Dataset entries:
##########

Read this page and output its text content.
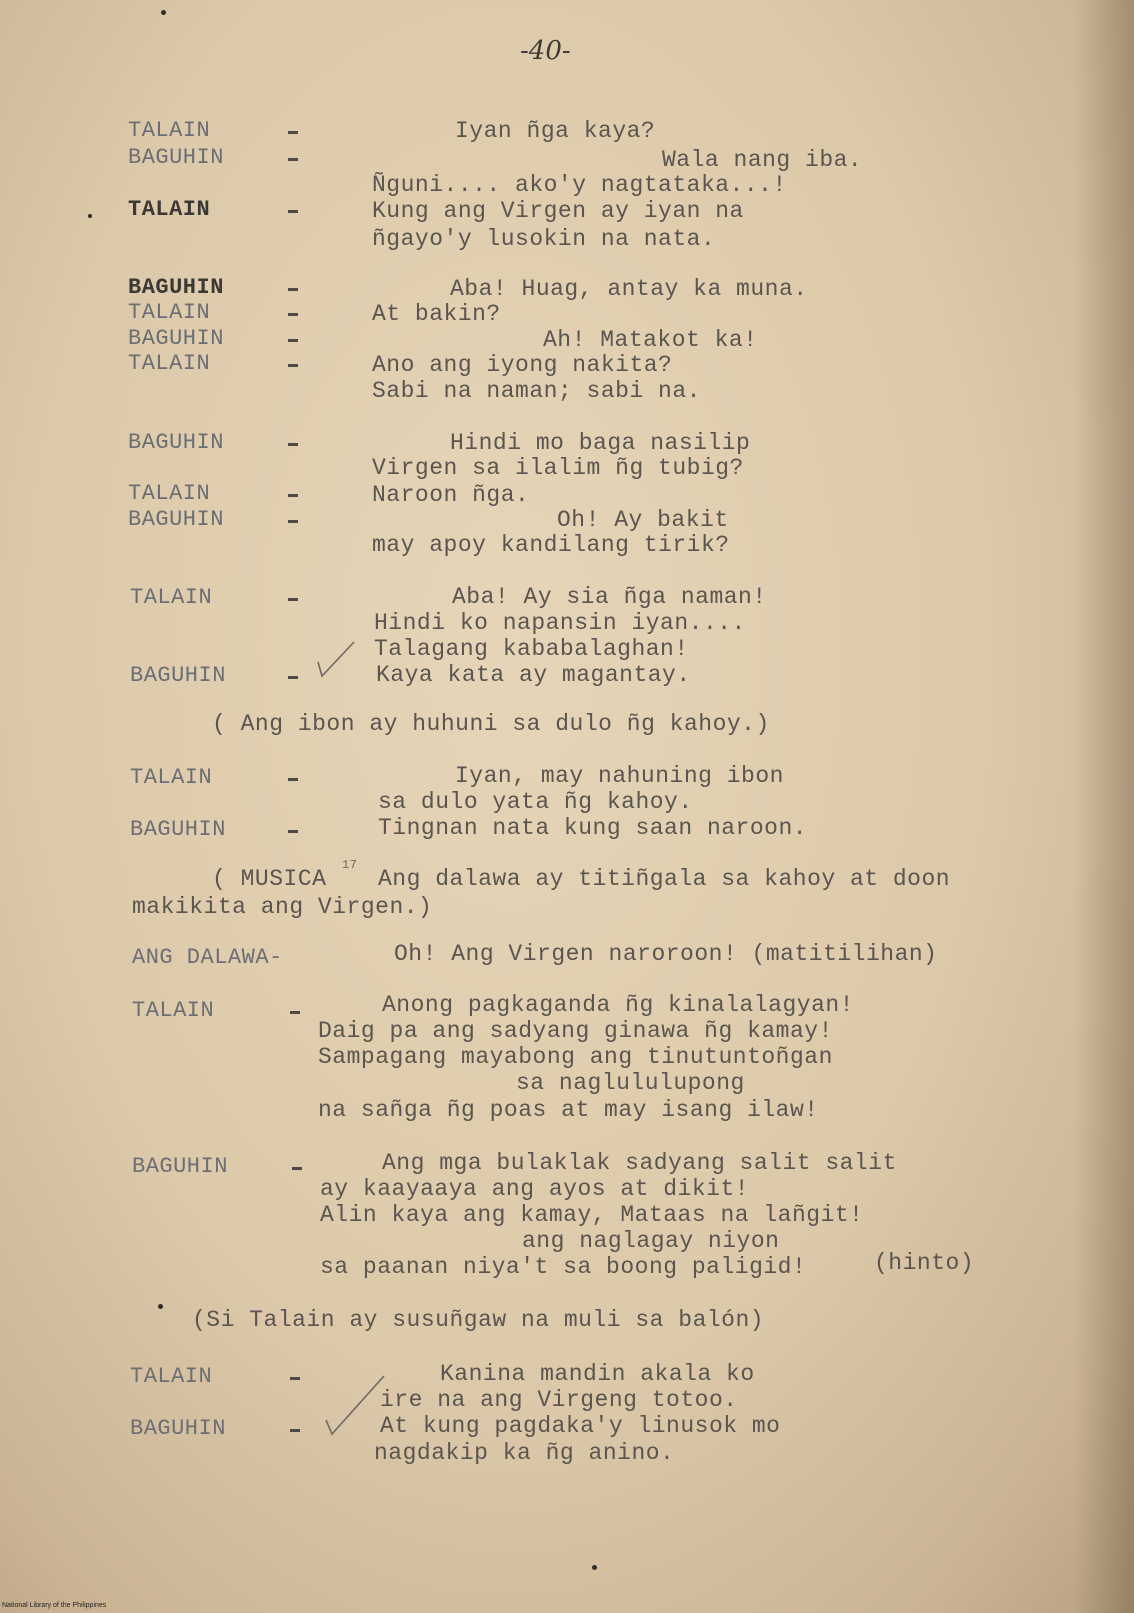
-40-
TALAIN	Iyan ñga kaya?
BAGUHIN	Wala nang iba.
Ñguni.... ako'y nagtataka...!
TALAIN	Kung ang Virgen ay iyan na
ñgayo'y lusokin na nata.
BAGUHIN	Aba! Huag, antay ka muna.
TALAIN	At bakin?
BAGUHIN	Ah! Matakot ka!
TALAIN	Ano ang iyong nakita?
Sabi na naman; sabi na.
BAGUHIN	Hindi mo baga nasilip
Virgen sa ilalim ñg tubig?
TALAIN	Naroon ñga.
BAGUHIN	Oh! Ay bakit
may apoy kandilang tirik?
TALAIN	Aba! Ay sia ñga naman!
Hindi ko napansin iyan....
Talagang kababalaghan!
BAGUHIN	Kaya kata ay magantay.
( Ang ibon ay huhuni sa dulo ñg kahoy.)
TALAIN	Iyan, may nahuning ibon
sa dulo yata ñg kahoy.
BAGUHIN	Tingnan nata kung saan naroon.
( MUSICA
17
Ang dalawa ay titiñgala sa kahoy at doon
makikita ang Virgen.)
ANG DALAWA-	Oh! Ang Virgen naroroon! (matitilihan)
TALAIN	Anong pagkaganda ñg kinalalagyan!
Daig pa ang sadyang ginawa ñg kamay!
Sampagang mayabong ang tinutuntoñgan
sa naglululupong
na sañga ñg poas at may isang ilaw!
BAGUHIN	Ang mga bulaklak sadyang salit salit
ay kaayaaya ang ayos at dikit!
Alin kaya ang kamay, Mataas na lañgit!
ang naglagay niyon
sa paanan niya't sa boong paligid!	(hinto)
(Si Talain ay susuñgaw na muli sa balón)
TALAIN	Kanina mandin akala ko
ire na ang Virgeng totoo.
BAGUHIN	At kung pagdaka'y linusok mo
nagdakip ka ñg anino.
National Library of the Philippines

##########

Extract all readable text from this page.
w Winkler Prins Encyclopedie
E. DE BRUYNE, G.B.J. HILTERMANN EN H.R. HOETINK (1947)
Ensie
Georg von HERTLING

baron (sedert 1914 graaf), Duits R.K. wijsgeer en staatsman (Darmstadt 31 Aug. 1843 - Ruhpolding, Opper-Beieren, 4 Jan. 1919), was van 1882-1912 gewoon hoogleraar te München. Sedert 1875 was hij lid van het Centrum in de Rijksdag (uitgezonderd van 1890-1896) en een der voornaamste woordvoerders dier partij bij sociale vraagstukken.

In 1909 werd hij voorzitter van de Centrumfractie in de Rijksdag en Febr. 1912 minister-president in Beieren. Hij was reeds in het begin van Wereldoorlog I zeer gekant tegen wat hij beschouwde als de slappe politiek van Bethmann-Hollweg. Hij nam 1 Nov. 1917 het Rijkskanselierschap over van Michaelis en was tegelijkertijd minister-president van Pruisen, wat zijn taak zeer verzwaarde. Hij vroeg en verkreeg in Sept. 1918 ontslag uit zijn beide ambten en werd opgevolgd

##########

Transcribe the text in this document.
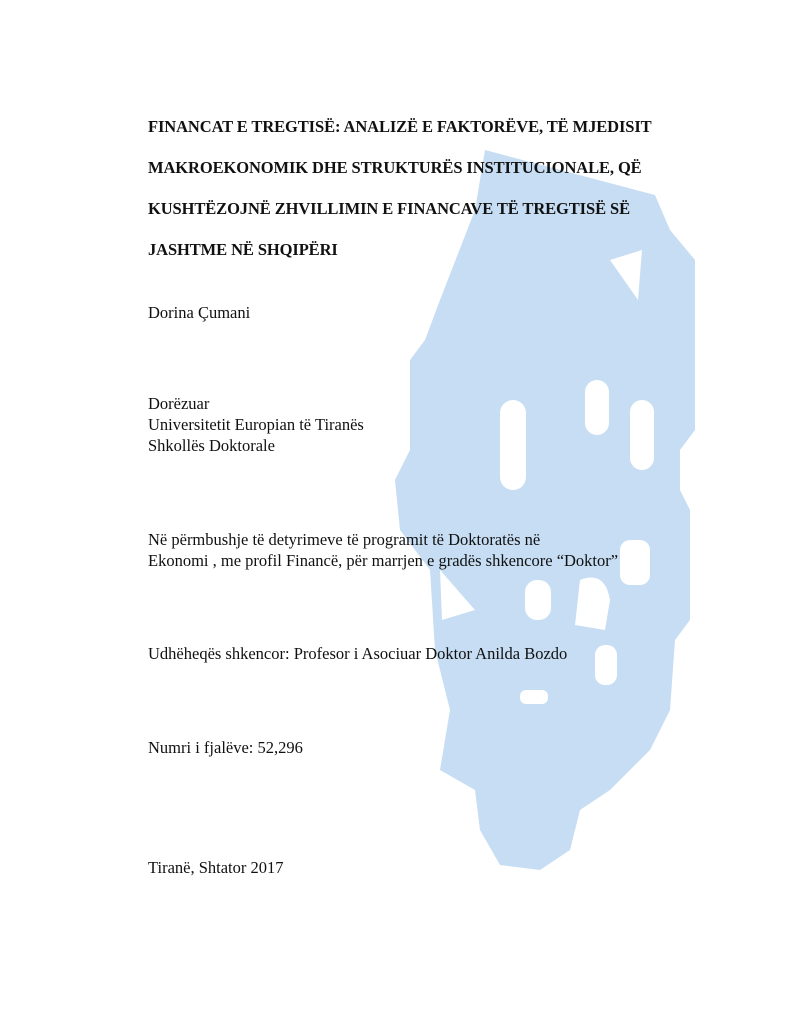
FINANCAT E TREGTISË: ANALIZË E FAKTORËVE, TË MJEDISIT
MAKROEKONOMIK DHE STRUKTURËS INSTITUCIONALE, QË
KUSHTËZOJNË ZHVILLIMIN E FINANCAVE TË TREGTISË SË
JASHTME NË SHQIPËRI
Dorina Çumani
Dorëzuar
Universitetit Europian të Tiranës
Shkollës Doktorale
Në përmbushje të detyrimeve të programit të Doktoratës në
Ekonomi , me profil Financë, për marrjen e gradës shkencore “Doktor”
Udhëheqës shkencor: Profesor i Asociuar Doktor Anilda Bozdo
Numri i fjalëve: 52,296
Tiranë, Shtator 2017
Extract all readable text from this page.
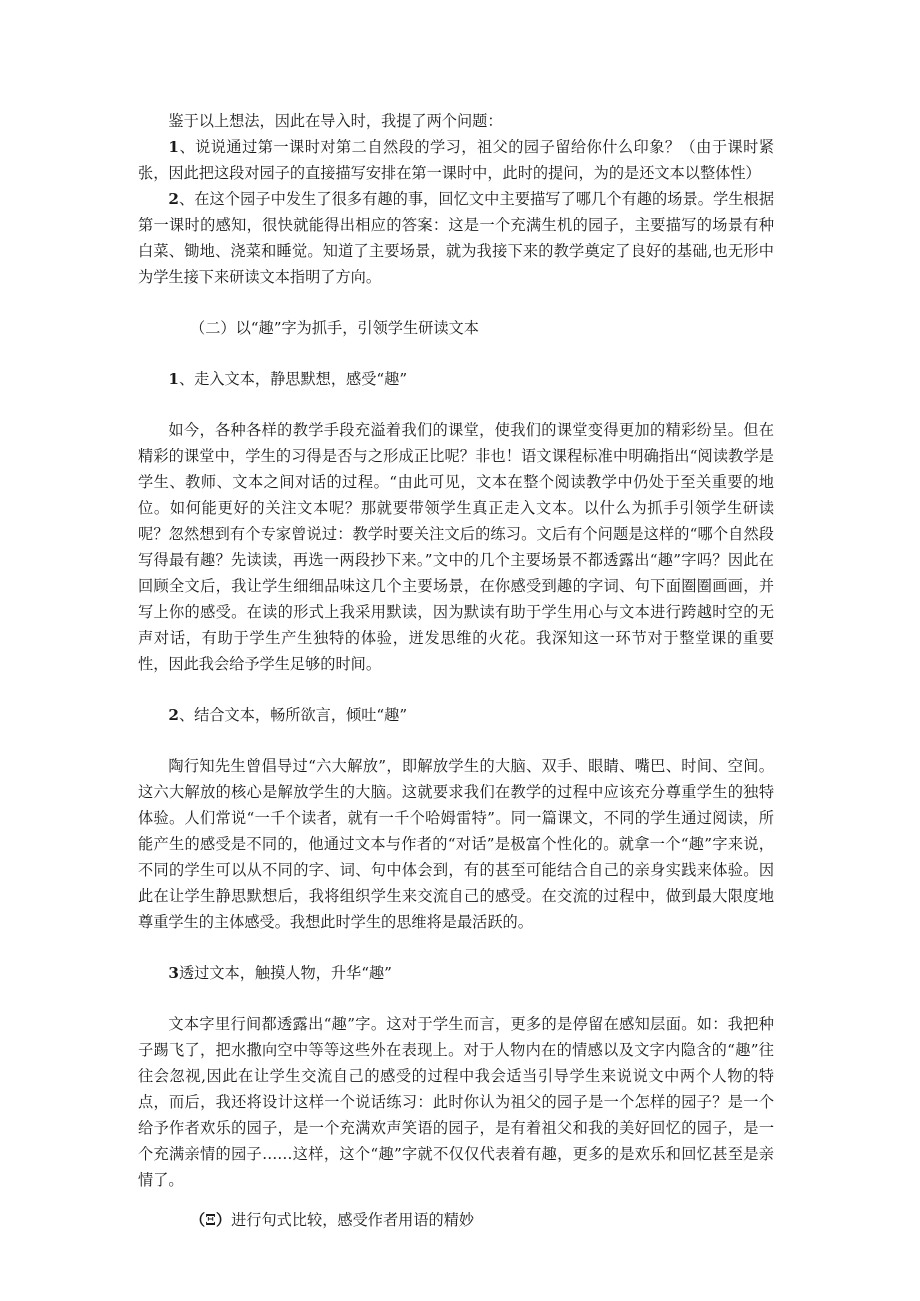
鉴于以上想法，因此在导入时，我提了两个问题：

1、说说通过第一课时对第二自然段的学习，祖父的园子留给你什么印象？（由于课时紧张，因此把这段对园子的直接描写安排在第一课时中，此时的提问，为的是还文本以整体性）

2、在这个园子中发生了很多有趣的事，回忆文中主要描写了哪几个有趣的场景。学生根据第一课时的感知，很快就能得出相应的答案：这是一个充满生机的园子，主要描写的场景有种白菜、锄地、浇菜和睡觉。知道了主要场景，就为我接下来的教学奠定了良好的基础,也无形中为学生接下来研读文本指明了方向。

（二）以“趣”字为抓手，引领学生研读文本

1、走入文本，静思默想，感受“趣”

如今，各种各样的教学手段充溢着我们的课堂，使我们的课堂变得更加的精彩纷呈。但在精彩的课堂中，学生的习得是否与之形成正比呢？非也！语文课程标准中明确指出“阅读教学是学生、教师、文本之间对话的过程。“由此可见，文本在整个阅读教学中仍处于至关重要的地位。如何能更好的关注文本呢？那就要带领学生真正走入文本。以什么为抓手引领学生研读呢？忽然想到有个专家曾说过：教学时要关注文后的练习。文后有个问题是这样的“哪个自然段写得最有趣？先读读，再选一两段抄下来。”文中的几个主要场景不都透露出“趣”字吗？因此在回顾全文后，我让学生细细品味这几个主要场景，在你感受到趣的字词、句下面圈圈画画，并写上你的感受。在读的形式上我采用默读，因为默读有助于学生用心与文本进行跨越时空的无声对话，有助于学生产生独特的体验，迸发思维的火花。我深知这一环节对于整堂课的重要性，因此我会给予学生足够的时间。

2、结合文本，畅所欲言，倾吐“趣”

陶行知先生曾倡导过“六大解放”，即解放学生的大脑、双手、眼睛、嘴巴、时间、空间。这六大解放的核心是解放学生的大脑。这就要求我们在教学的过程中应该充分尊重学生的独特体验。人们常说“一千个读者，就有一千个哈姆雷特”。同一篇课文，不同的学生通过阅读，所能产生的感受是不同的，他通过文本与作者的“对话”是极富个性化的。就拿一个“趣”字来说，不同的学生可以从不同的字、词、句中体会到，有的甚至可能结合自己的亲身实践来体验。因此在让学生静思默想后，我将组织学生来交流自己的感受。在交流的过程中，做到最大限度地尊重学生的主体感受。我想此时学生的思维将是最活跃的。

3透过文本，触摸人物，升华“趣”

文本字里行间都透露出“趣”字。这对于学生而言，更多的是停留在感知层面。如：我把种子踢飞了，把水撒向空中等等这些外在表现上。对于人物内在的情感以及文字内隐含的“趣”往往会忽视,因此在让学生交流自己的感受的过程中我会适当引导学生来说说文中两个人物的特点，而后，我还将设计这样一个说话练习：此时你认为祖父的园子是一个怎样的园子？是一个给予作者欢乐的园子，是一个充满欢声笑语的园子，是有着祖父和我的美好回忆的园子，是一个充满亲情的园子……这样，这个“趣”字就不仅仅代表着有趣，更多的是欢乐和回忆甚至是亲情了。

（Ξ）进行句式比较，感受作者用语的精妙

##########

• Problem details
Copy every line of the listing containing the string "dulo".

• Full output
( Ang ibon ay huhuni sa dulo ñg kahoy.)
sa dulo yata ñg kahoy.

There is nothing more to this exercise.